## Directions for this task
The data must be returned in full and exactly as given.

## Material shown
——————————
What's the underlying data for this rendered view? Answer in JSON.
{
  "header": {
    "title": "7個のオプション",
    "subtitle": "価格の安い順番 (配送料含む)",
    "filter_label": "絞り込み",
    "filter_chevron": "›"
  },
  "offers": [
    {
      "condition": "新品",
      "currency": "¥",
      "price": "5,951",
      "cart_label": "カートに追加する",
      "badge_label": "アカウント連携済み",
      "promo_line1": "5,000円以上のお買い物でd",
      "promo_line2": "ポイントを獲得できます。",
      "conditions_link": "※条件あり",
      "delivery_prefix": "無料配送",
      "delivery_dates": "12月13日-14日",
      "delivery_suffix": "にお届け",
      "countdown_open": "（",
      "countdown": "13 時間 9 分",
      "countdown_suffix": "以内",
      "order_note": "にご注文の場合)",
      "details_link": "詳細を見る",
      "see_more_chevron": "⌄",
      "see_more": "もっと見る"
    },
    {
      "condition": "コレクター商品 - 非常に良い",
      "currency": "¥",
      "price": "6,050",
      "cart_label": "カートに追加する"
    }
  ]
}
——————————
## Correct output
What's the underlying data for this rendered view? Answer in JSON.
{
  "header": {
    "title": "7個のオプション",
    "subtitle": "価格の安い順番 (配送料含む)",
    "filter_label": "絞り込み",
    "filter_chevron": "›"
  },
  "offers": [
    {
      "condition": "新品",
      "currency": "¥",
      "price": "5,951",
      "cart_label": "カートに追加する",
      "badge_label": "アカウント連携済み",
      "promo_line1": "5,000円以上のお買い物でd",
      "promo_line2": "ポイントを獲得できます。",
      "conditions_link": "※条件あり",
      "delivery_prefix": "無料配送",
      "delivery_dates": "12月13日-14日",
      "delivery_suffix": "にお届け",
      "countdown_open": "（",
      "countdown": "13 時間 9 分",
      "countdown_suffix": "以内",
      "order_note": "にご注文の場合)",
      "details_link": "詳細を見る",
      "see_more_chevron": "⌄",
      "see_more": "もっと見る"
    },
    {
      "condition": "コレクター商品 - 非常に良い",
      "currency": "¥",
      "price": "6,050",
      "cart_label": "カートに追加する"
    }
  ]
}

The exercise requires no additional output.